───── RECORDS FOR THE TASK ─────

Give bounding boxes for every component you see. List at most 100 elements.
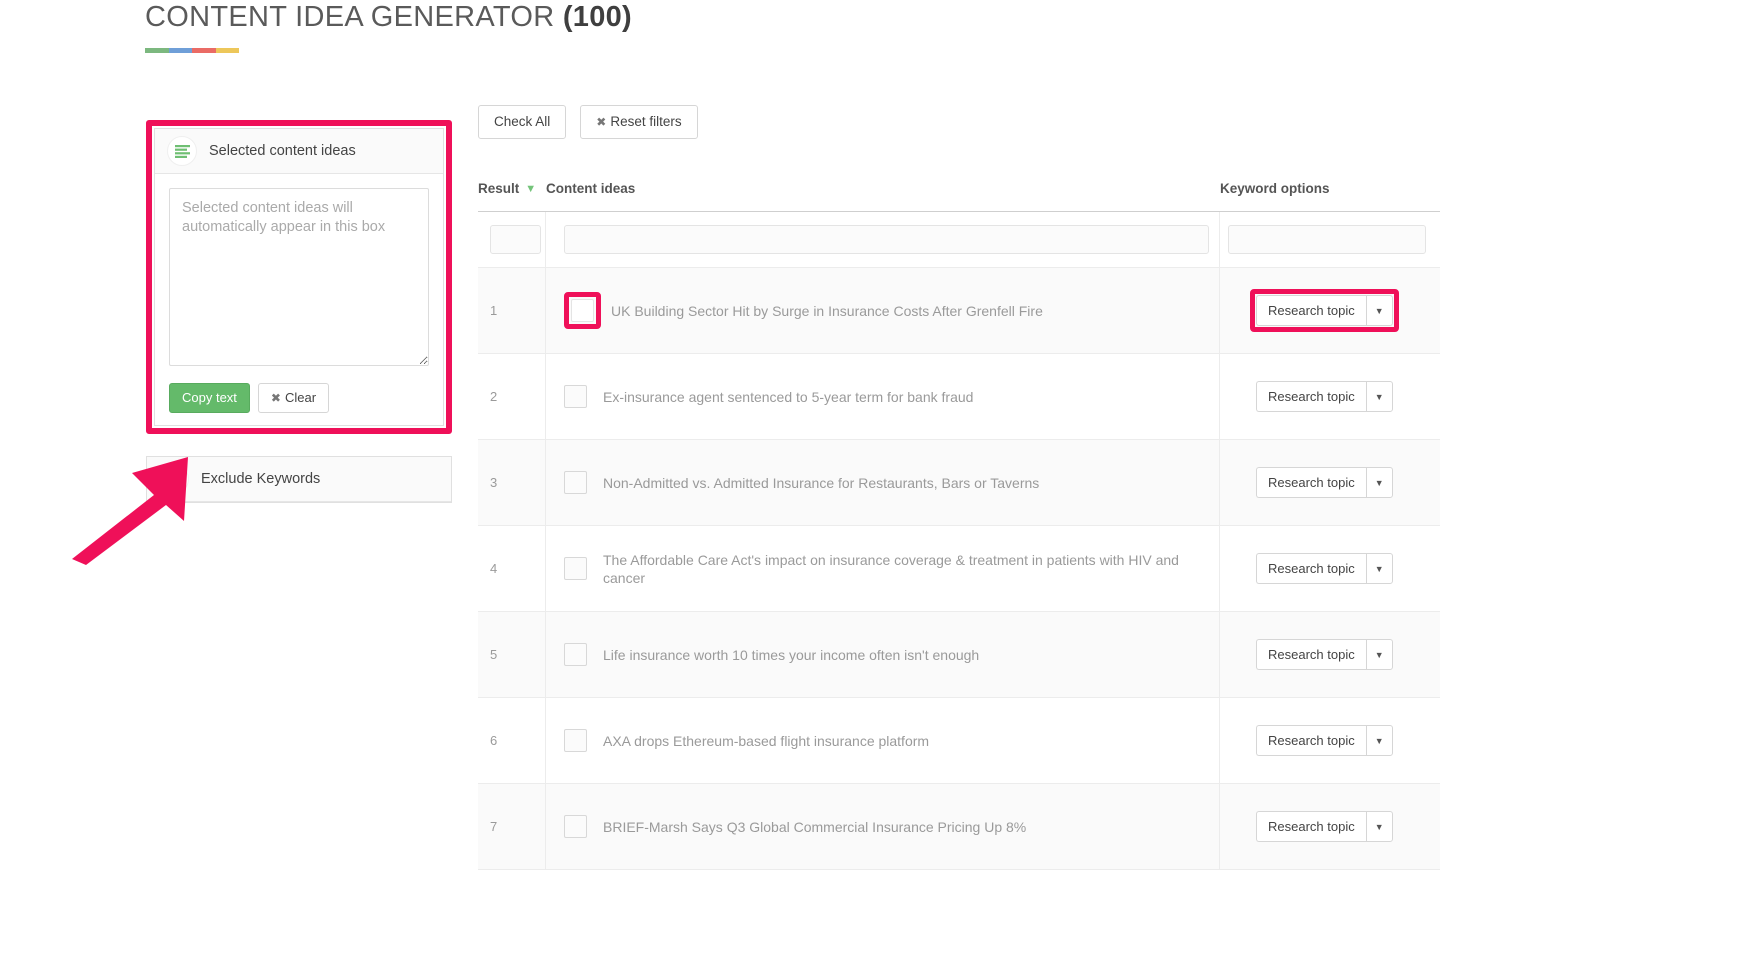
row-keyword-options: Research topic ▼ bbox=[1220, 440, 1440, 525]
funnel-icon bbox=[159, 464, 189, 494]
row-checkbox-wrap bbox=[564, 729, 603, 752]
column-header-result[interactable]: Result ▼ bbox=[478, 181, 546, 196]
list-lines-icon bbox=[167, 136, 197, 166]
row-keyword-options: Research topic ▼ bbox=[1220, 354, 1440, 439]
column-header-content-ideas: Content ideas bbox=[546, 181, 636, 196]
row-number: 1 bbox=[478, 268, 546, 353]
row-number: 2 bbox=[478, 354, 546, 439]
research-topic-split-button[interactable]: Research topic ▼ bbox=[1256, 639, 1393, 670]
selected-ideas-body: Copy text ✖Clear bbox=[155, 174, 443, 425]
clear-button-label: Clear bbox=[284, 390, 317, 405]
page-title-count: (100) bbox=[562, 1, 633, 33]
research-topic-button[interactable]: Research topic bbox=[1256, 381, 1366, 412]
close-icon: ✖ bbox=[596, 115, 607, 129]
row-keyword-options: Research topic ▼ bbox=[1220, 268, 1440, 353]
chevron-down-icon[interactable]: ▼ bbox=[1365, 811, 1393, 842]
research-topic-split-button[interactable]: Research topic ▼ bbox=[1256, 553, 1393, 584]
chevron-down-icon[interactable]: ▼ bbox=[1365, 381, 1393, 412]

─────

PROBLEM STATEMENT:
Put every line of the records into a JSON list of strings, one string per line, with no blank lines. Leave out the pictures.

THE REPLY:
[
  "Give bounding boxes for every component you see. List at most 100 elements.",
  "row-keyword-options: Research topic ▼ bbox=[1220, 440, 1440, 525]",
  "funnel-icon bbox=[159, 464, 189, 494]",
  "row-checkbox-wrap bbox=[564, 729, 603, 752]",
  "column-header-result[interactable]: Result ▼ bbox=[478, 181, 546, 196]",
  "list-lines-icon bbox=[167, 136, 197, 166]",
  "row-keyword-options: Research topic ▼ bbox=[1220, 354, 1440, 439]",
  "column-header-content-ideas: Content ideas bbox=[546, 181, 636, 196]",
  "row-number: 1 bbox=[478, 268, 546, 353]",
  "row-number: 2 bbox=[478, 354, 546, 439]",
  "research-topic-split-button[interactable]: Research topic ▼ bbox=[1256, 639, 1393, 670]",
  "selected-ideas-body: Copy text ✖Clear bbox=[155, 174, 443, 425]",
  "clear-button-label: Clear bbox=[284, 390, 317, 405]",
  "page-title-count: (100) bbox=[562, 1, 633, 33]",
  "research-topic-button[interactable]: Research topic bbox=[1256, 381, 1366, 412]",
  "close-icon: ✖ bbox=[596, 115, 607, 129]",
  "row-keyword-options: Research topic ▼ bbox=[1220, 268, 1440, 353]",
  "chevron-down-icon[interactable]: ▼ bbox=[1365, 811, 1393, 842]",
  "research-topic-split-button[interactable]: Research topic ▼ bbox=[1256, 553, 1393, 584]",
  "chevron-down-icon[interactable]: ▼ bbox=[1365, 381, 1393, 412]"
]